Entries with figure data
** BEGIN **
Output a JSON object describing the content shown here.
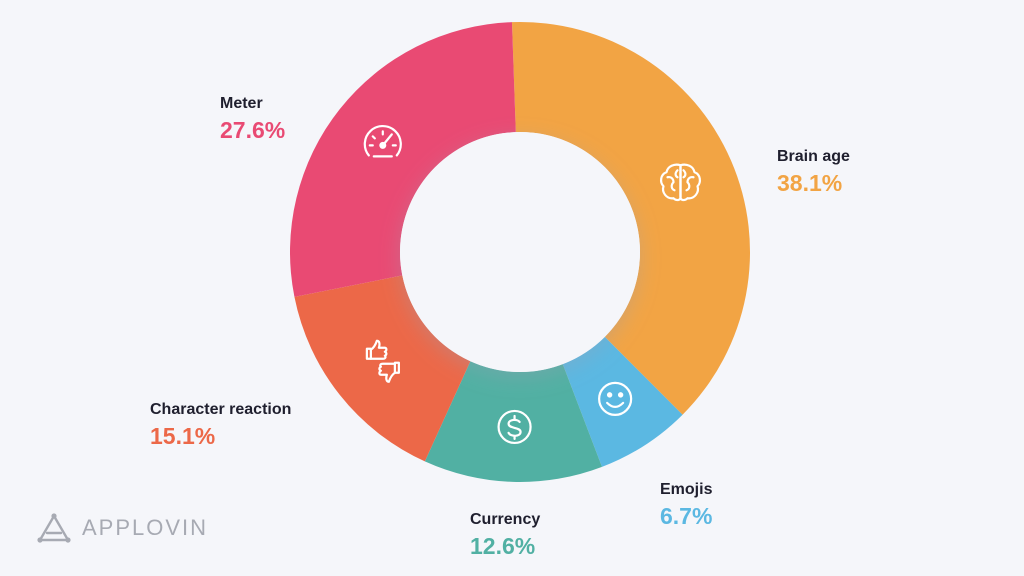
{
  "chart_data": {
    "type": "pie",
    "variant": "donut",
    "slices": [
      {
        "label": "Brain age",
        "value": 38.1,
        "display": "38.1%",
        "color": "#f2a444",
        "icon": "brain-icon"
      },
      {
        "label": "Emojis",
        "value": 6.7,
        "display": "6.7%",
        "color": "#5bb8e2",
        "icon": "smiley-icon"
      },
      {
        "label": "Currency",
        "value": 12.6,
        "display": "12.6%",
        "color": "#51b0a3",
        "icon": "dollar-coin-icon"
      },
      {
        "label": "Character reaction",
        "value": 15.1,
        "display": "15.1%",
        "color": "#ec6848",
        "icon": "thumbs-up-down-icon"
      },
      {
        "label": "Meter",
        "value": 27.6,
        "display": "27.6%",
        "color": "#e94a73",
        "icon": "speedometer-icon"
      }
    ]
  },
  "labels": {
    "brain_age": {
      "name": "Brain age",
      "pct": "38.1%"
    },
    "emojis": {
      "name": "Emojis",
      "pct": "6.7%"
    },
    "currency": {
      "name": "Currency",
      "pct": "12.6%"
    },
    "character_reaction": {
      "name": "Character reaction",
      "pct": "15.1%"
    },
    "meter": {
      "name": "Meter",
      "pct": "27.6%"
    }
  },
  "colors": {
    "brain_age": "#f2a444",
    "emojis": "#5bb8e2",
    "currency": "#51b0a3",
    "character_reaction": "#ec6848",
    "meter": "#e94a73",
    "background": "#f5f6fa"
  },
  "logo": {
    "text": "APPLOVIN",
    "icon": "applovin-triangle-icon"
  }
}
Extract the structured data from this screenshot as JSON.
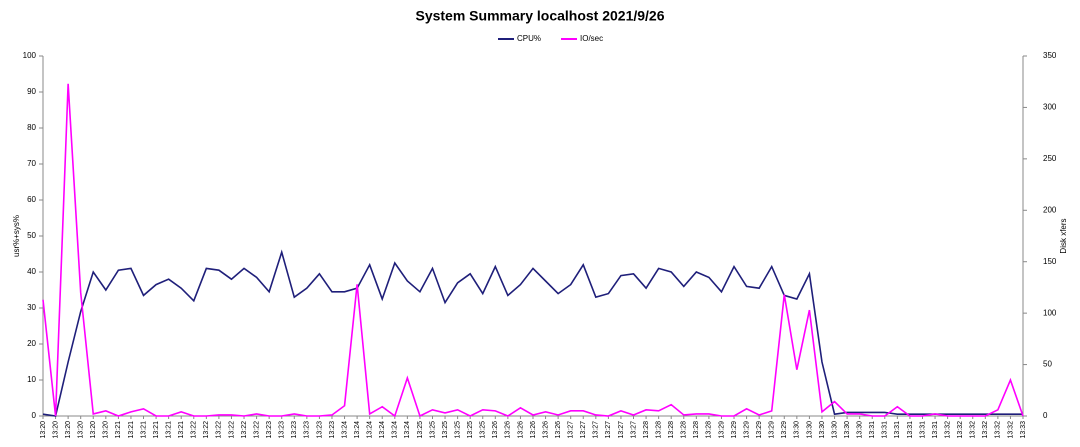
** END **
Pick out the lines containing the string "value" and show them.

§ **The output**:
        "value": 38.1,
        "value": 6.7,
        "value": 12.6,
        "value": 15.1,
        "value": 27.6,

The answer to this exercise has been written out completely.